[Data listing]
··········

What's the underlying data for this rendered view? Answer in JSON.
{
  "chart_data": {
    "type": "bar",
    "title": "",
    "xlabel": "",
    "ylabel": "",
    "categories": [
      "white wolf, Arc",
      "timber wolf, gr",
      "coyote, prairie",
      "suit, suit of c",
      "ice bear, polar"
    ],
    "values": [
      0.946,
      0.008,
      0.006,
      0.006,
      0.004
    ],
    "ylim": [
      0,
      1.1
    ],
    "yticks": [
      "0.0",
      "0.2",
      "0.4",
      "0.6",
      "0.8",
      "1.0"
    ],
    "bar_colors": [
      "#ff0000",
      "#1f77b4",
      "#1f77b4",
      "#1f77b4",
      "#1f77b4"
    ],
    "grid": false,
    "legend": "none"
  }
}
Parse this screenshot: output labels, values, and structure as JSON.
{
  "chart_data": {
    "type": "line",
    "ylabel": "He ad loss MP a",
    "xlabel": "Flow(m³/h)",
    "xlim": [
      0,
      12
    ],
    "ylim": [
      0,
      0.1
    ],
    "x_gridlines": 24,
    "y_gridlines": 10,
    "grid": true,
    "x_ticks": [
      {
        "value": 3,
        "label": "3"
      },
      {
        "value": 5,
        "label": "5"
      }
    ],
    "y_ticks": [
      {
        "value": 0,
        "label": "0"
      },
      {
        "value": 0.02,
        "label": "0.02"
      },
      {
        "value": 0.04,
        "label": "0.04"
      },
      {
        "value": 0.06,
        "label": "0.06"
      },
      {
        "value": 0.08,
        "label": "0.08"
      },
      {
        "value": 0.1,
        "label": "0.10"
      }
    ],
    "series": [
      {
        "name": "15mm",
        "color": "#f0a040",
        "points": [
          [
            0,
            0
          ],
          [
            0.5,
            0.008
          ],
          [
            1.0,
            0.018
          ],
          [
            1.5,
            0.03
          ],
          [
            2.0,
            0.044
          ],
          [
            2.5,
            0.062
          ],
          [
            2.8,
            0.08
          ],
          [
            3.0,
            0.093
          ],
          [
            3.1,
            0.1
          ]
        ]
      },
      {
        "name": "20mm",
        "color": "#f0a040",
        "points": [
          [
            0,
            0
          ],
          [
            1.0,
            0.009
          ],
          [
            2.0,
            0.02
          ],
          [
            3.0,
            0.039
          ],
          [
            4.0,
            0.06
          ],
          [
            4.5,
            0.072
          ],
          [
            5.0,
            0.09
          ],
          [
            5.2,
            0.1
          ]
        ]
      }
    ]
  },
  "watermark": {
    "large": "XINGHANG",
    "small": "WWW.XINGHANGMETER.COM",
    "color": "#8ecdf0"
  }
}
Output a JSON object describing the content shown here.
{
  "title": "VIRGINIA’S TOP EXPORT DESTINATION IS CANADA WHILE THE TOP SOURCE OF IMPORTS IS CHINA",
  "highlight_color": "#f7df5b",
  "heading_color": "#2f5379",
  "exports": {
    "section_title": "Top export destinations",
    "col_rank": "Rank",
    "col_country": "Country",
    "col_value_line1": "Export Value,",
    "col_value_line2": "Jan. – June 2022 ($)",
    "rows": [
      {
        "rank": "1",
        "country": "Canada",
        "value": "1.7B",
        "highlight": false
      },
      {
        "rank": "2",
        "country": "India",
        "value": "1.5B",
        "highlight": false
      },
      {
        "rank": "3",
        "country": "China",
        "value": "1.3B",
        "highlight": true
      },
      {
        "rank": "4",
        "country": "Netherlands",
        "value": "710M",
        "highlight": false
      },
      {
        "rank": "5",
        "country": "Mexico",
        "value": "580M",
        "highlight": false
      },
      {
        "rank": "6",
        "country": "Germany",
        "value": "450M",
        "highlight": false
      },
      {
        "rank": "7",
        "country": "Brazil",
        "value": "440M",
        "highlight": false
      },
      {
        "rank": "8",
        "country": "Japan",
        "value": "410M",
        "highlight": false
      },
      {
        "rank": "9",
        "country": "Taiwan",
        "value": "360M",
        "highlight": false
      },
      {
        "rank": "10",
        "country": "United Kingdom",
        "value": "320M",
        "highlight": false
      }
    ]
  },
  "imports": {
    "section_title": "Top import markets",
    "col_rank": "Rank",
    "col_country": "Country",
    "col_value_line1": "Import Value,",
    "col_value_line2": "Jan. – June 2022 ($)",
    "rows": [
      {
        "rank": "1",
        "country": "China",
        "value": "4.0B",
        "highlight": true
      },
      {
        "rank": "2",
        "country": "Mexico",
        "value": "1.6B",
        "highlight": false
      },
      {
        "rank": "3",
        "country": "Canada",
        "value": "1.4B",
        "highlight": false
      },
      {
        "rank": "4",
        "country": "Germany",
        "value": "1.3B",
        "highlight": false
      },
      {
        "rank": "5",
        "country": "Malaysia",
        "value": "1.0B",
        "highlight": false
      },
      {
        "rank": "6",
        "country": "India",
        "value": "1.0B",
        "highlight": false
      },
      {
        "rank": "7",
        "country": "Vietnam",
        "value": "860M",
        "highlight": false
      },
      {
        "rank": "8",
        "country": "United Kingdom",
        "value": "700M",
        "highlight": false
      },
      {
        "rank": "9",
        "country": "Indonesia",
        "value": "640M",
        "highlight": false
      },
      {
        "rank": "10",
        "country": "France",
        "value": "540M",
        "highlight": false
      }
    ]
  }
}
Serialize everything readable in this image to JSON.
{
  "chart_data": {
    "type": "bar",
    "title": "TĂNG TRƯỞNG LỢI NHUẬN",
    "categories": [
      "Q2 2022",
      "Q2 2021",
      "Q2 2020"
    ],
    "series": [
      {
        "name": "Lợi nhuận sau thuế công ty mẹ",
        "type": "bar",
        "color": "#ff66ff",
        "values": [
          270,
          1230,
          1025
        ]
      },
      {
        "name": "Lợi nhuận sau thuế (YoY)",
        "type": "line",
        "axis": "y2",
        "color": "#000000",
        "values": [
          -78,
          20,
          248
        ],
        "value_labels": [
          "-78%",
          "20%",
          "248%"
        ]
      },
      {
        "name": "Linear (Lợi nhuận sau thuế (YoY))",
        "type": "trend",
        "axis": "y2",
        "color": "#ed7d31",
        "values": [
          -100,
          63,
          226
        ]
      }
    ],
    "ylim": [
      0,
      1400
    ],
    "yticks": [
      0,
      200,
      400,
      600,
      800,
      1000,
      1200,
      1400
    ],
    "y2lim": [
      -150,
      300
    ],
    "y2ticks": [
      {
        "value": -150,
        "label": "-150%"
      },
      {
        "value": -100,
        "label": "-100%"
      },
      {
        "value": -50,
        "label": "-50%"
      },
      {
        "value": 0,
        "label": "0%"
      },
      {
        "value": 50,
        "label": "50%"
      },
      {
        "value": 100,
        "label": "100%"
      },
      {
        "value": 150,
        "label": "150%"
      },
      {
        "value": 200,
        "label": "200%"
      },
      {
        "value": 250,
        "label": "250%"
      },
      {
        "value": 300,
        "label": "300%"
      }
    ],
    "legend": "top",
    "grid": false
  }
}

··········

What the exercise asks: Please repeat the listing exactly, with nothing left out.

Problem solution:
What's the underlying data for this rendered view? Answer in JSON.
{
  "chart_data": {
    "type": "bar",
    "title": "",
    "xlabel": "",
    "ylabel": "",
    "categories": [
      "white wolf, Arc",
      "timber wolf, gr",
      "coyote, prairie",
      "suit, suit of c",
      "ice bear, polar"
    ],
    "values": [
      0.946,
      0.008,
      0.006,
      0.006,
      0.004
    ],
    "ylim": [
      0,
      1.1
    ],
    "yticks": [
      "0.0",
      "0.2",
      "0.4",
      "0.6",
      "0.8",
      "1.0"
    ],
    "bar_colors": [
      "#ff0000",
      "#1f77b4",
      "#1f77b4",
      "#1f77b4",
      "#1f77b4"
    ],
    "grid": false,
    "legend": "none"
  }
}
Parse this screenshot: output labels, values, and structure as JSON.
{
  "chart_data": {
    "type": "line",
    "ylabel": "He ad loss MP a",
    "xlabel": "Flow(m³/h)",
    "xlim": [
      0,
      12
    ],
    "ylim": [
      0,
      0.1
    ],
    "x_gridlines": 24,
    "y_gridlines": 10,
    "grid": true,
    "x_ticks": [
      {
        "value": 3,
        "label": "3"
      },
      {
        "value": 5,
        "label": "5"
      }
    ],
    "y_ticks": [
      {
        "value": 0,
        "label": "0"
      },
      {
        "value": 0.02,
        "label": "0.02"
      },
      {
        "value": 0.04,
        "label": "0.04"
      },
      {
        "value": 0.06,
        "label": "0.06"
      },
      {
        "value": 0.08,
        "label": "0.08"
      },
      {
        "value": 0.1,
        "label": "0.10"
      }
    ],
    "series": [
      {
        "name": "15mm",
        "color": "#f0a040",
        "points": [
          [
            0,
            0
          ],
          [
            0.5,
            0.008
          ],
          [
            1.0,
            0.018
          ],
          [
            1.5,
            0.03
          ],
          [
            2.0,
            0.044
          ],
          [
            2.5,
            0.062
          ],
          [
            2.8,
            0.08
          ],
          [
            3.0,
            0.093
          ],
          [
            3.1,
            0.1
          ]
        ]
      },
      {
        "name": "20mm",
        "color": "#f0a040",
        "points": [
          [
            0,
            0
          ],
          [
            1.0,
            0.009
          ],
          [
            2.0,
            0.02
          ],
          [
            3.0,
            0.039
          ],
          [
            4.0,
            0.06
          ],
          [
            4.5,
            0.072
          ],
          [
            5.0,
            0.09
          ],
          [
            5.2,
            0.1
          ]
        ]
      }
    ]
  },
  "watermark": {
    "large": "XINGHANG",
    "small": "WWW.XINGHANGMETER.COM",
    "color": "#8ecdf0"
  }
}
Output a JSON object describing the content shown here.
{
  "title": "VIRGINIA’S TOP EXPORT DESTINATION IS CANADA WHILE THE TOP SOURCE OF IMPORTS IS CHINA",
  "highlight_color": "#f7df5b",
  "heading_color": "#2f5379",
  "exports": {
    "section_title": "Top export destinations",
    "col_rank": "Rank",
    "col_country": "Country",
    "col_value_line1": "Export Value,",
    "col_value_line2": "Jan. – June 2022 ($)",
    "rows": [
      {
        "rank": "1",
        "country": "Canada",
        "value": "1.7B",
        "highlight": false
      },
      {
        "rank": "2",
        "country": "India",
        "value": "1.5B",
        "highlight": false
      },
      {
        "rank": "3",
        "country": "China",
        "value": "1.3B",
        "highlight": true
      },
      {
        "rank": "4",
        "country": "Netherlands",
        "value": "710M",
        "highlight": false
      },
      {
        "rank": "5",
        "country": "Mexico",
        "value": "580M",
        "highlight": false
      },
      {
        "rank": "6",
        "country": "Germany",
        "value": "450M",
        "highlight": false
      },
      {
        "rank": "7",
        "country": "Brazil",
        "value": "440M",
        "highlight": false
      },
      {
        "rank": "8",
        "country": "Japan",
        "value": "410M",
        "highlight": false
      },
      {
        "rank": "9",
        "country": "Taiwan",
        "value": "360M",
        "highlight": false
      },
      {
        "rank": "10",
        "country": "United Kingdom",
        "value": "320M",
        "highlight": false
      }
    ]
  },
  "imports": {
    "section_title": "Top import markets",
    "col_rank": "Rank",
    "col_country": "Country",
    "col_value_line1": "Import Value,",
    "col_value_line2": "Jan. – June 2022 ($)",
    "rows": [
      {
        "rank": "1",
        "country": "China",
        "value": "4.0B",
        "highlight": true
      },
      {
        "rank": "2",
        "country": "Mexico",
        "value": "1.6B",
        "highlight": false
      },
      {
        "rank": "3",
        "country": "Canada",
        "value": "1.4B",
        "highlight": false
      },
      {
        "rank": "4",
        "country": "Germany",
        "value": "1.3B",
        "highlight": false
      },
      {
        "rank": "5",
        "country": "Malaysia",
        "value": "1.0B",
        "highlight": false
      },
      {
        "rank": "6",
        "country": "India",
        "value": "1.0B",
        "highlight": false
      },
      {
        "rank": "7",
        "country": "Vietnam",
        "value": "860M",
        "highlight": false
      },
      {
        "rank": "8",
        "country": "United Kingdom",
        "value": "700M",
        "highlight": false
      },
      {
        "rank": "9",
        "country": "Indonesia",
        "value": "640M",
        "highlight": false
      },
      {
        "rank": "10",
        "country": "France",
        "value": "540M",
        "highlight": false
      }
    ]
  }
}
Serialize everything readable in this image to JSON.
{
  "chart_data": {
    "type": "bar",
    "title": "TĂNG TRƯỞNG LỢI NHUẬN",
    "categories": [
      "Q2 2022",
      "Q2 2021",
      "Q2 2020"
    ],
    "series": [
      {
        "name": "Lợi nhuận sau thuế công ty mẹ",
        "type": "bar",
        "color": "#ff66ff",
        "values": [
          270,
          1230,
          1025
        ]
      },
      {
        "name": "Lợi nhuận sau thuế (YoY)",
        "type": "line",
        "axis": "y2",
        "color": "#000000",
        "values": [
          -78,
          20,
          248
        ],
        "value_labels": [
          "-78%",
          "20%",
          "248%"
        ]
      },
      {
        "name": "Linear (Lợi nhuận sau thuế (YoY))",
        "type": "trend",
        "axis": "y2",
        "color": "#ed7d31",
        "values": [
          -100,
          63,
          226
        ]
      }
    ],
    "ylim": [
      0,
      1400
    ],
    "yticks": [
      0,
      200,
      400,
      600,
      800,
      1000,
      1200,
      1400
    ],
    "y2lim": [
      -150,
      300
    ],
    "y2ticks": [
      {
        "value": -150,
        "label": "-150%"
      },
      {
        "value": -100,
        "label": "-100%"
      },
      {
        "value": -50,
        "label": "-50%"
      },
      {
        "value": 0,
        "label": "0%"
      },
      {
        "value": 50,
        "label": "50%"
      },
      {
        "value": 100,
        "label": "100%"
      },
      {
        "value": 150,
        "label": "150%"
      },
      {
        "value": 200,
        "label": "200%"
      },
      {
        "value": 250,
        "label": "250%"
      },
      {
        "value": 300,
        "label": "300%"
      }
    ],
    "legend": "top",
    "grid": false
  }
}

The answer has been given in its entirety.